> [What the task asks]:
Report the count of lines that carry the string "title", and add nothing.

> [Listing]:
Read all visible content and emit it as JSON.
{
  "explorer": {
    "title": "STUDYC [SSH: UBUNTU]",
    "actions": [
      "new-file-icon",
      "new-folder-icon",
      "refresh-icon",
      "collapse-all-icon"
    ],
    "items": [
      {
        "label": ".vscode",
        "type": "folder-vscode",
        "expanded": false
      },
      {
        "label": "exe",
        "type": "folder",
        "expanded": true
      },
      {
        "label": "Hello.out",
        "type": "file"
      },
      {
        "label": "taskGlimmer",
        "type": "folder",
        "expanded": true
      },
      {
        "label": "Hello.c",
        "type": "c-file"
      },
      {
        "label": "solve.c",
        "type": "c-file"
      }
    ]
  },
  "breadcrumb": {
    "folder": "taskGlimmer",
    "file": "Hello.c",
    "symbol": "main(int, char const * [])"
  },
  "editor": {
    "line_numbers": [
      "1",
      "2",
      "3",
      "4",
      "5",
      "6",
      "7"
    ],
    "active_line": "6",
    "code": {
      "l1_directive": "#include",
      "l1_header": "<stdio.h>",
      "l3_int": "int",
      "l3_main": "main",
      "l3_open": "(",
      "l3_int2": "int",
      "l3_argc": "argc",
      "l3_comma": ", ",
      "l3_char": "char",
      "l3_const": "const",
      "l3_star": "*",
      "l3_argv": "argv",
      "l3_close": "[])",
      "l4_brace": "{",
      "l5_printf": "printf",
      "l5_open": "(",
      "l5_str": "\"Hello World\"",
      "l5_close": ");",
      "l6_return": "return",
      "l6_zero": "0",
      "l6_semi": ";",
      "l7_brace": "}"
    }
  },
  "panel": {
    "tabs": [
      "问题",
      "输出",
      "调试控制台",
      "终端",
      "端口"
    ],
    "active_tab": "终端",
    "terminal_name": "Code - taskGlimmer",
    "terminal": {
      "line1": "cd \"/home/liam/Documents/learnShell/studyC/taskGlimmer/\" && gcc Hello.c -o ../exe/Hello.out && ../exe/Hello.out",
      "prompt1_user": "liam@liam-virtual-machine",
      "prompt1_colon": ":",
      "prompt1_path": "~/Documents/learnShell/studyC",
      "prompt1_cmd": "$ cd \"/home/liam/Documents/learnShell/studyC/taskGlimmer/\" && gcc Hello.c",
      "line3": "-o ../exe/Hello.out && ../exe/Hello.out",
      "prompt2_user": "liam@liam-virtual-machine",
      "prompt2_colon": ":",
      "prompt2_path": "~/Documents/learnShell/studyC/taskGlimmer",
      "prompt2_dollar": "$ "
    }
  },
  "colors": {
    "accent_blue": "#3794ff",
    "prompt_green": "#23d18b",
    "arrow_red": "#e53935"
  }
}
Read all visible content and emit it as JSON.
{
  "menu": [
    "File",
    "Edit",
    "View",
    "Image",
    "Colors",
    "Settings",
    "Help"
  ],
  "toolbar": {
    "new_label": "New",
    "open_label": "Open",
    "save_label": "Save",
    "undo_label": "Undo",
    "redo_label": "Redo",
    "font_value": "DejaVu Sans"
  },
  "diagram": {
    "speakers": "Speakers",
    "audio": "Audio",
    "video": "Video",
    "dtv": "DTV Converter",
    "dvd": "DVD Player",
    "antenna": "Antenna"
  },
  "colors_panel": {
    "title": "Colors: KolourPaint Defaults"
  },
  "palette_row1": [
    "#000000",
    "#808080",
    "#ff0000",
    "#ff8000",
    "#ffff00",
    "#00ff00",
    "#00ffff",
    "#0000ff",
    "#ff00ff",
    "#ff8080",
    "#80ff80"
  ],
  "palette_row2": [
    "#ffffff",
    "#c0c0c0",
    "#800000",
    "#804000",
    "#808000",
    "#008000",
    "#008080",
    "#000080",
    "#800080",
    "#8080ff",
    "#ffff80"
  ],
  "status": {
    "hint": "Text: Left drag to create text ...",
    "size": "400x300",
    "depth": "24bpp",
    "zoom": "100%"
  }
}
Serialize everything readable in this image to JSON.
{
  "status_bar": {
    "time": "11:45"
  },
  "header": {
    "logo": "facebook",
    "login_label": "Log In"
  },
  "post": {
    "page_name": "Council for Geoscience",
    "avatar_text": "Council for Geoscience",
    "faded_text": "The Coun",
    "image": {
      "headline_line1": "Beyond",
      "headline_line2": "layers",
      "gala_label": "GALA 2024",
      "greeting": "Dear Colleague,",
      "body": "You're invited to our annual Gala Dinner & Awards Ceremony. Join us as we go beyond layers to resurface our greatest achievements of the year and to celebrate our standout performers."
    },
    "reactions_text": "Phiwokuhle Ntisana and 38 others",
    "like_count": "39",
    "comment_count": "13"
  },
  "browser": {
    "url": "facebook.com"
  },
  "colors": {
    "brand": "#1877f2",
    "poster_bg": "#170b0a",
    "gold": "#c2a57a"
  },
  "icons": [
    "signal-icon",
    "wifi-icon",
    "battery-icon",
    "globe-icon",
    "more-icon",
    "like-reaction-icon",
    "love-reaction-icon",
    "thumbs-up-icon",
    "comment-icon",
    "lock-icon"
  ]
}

> [Answer to this task]:
2